Put every line of the records below into a JSON list of strings, one string per line, skipping blank lines. Leave the pictures out.

** BEGIN Data **

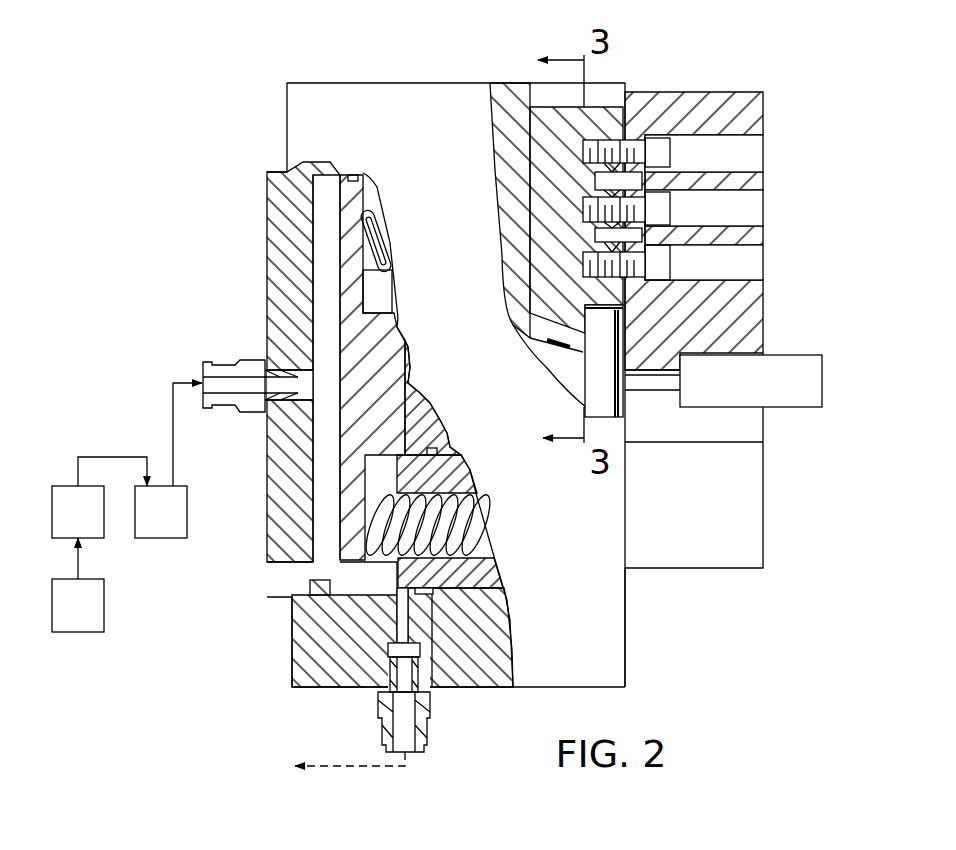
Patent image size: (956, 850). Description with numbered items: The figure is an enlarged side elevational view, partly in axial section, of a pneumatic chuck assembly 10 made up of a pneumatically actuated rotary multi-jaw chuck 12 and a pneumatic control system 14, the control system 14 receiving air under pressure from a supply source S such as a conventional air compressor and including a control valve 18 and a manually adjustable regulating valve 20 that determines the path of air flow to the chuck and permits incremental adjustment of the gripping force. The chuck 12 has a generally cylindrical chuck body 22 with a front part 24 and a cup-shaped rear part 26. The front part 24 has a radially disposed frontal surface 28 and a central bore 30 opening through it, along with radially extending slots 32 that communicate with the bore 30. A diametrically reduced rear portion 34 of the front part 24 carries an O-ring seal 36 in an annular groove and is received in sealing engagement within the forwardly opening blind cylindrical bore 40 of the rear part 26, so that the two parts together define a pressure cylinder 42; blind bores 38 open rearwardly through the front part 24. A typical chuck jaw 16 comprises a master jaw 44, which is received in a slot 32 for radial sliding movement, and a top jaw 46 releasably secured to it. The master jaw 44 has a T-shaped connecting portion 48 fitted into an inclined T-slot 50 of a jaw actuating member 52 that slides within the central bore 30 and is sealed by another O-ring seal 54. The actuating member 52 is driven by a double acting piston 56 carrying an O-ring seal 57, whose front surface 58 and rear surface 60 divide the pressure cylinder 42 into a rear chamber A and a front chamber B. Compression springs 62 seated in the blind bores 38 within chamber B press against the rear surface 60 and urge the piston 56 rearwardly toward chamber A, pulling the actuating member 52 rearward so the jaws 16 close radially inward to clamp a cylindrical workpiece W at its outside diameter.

The pneumatic chuck assembly 10 is at (242, 110).
The rotary multi-jaw chuck 12 is at (342, 53).
The pneumatic control system 14 is at (93, 432).
The chuck jaw 16 is at (707, 78).
The control valve 18 is at (99, 497).
The regulating valve 20 is at (224, 449).
The chuck body 22 is at (421, 100).
The front part 24 is at (602, 665).
The rear part 26 is at (272, 200).
The frontal surface 28 is at (630, 600).
The central bore 30 is at (453, 447).
The slot 32 is at (545, 90).
The rear portion 34 is at (397, 567).
The O-ring seal 36 is at (433, 590).
The blind bore 38 is at (478, 548).
The blind cylindrical bore 40 is at (327, 580).
The pressure cylinder 42 is at (327, 230).
The master jaw 44 is at (593, 115).
The top jaw 46 is at (718, 110).
The connecting portion 48 is at (547, 340).
The T-slot 50 is at (550, 338).
The jaw actuating member 52 is at (568, 380).
The O-ring seal 54 is at (425, 468).
The double acting piston 56 is at (352, 323).
The O-ring seal 57 is at (348, 177).
The front surface 58 is at (323, 170).
The rear surface 60 is at (373, 193).
The compression spring 62 is at (390, 250).
The chamber A is at (325, 463).
The chamber B is at (383, 589).
The supply source S is at (78, 585).
The workpiece W is at (787, 370).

** END Data **

*The result:*
[
  "Patent image size: (956, 850). Description with numbered items: The figure is an enlarged side elevational view, partly in axial section, of a pneumatic chuck assembly 10 made up of a pneumatically actuated rotary multi-jaw chuck 12 and a pneumatic control system 14, the control system 14 receiving air under pressure from a supply source S such as a conventional air compressor and including a control valve 18 and a manually adjustable regulating valve 20 that determines the path of air flow to the chuck and permits incremental adjustment of the gripping force. The chuck 12 has a generally cylindrical chuck body 22 with a front part 24 and a cup-shaped rear part 26. The front part 24 has a radially disposed frontal surface 28 and a central bore 30 opening through it, along with radially extending slots 32 that communicate with the bore 30. A diametrically reduced rear portion 34 of the front part 24 carries an O-ring seal 36 in an annular groove and is received in sealing engagement within the forwardly opening blind cylindrical bore 40 of the rear part 26, so that the two parts together define a pressure cylinder 42; blind bores 38 open rearwardly through the front part 24. A typical chuck jaw 16 comprises a master jaw 44, which is received in a slot 32 for radial sliding movement, and a top jaw 46 releasably secured to it. The master jaw 44 has a T-shaped connecting portion 48 fitted into an inclined T-slot 50 of a jaw actuating member 52 that slides within the central bore 30 and is sealed by another O-ring seal 54. The actuating member 52 is driven by a double acting piston 56 carrying an O-ring seal 57, whose front surface 58 and rear surface 60 divide the pressure cylinder 42 into a rear chamber A and a front chamber B. Compression springs 62 seated in the blind bores 38 within chamber B press against the rear surface 60 and urge the piston 56 rearwardly toward chamber A, pulling the actuating member 52 rearward so the jaws 16 close radially inward to clamp a cylindrical workpiece W at its outside diameter.",
  "The pneumatic chuck assembly 10 is at (242, 110).",
  "The rotary multi-jaw chuck 12 is at (342, 53).",
  "The pneumatic control system 14 is at (93, 432).",
  "The chuck jaw 16 is at (707, 78).",
  "The control valve 18 is at (99, 497).",
  "The regulating valve 20 is at (224, 449).",
  "The chuck body 22 is at (421, 100).",
  "The front part 24 is at (602, 665).",
  "The rear part 26 is at (272, 200).",
  "The frontal surface 28 is at (630, 600).",
  "The central bore 30 is at (453, 447).",
  "The slot 32 is at (545, 90).",
  "The rear portion 34 is at (397, 567).",
  "The O-ring seal 36 is at (433, 590).",
  "The blind bore 38 is at (478, 548).",
  "The blind cylindrical bore 40 is at (327, 580).",
  "The pressure cylinder 42 is at (327, 230).",
  "The master jaw 44 is at (593, 115).",
  "The top jaw 46 is at (718, 110).",
  "The connecting portion 48 is at (547, 340).",
  "The T-slot 50 is at (550, 338).",
  "The jaw actuating member 52 is at (568, 380).",
  "The O-ring seal 54 is at (425, 468).",
  "The double acting piston 56 is at (352, 323).",
  "The O-ring seal 57 is at (348, 177).",
  "The front surface 58 is at (323, 170).",
  "The rear surface 60 is at (373, 193).",
  "The compression spring 62 is at (390, 250).",
  "The chamber A is at (325, 463).",
  "The chamber B is at (383, 589).",
  "The supply source S is at (78, 585).",
  "The workpiece W is at (787, 370)."
]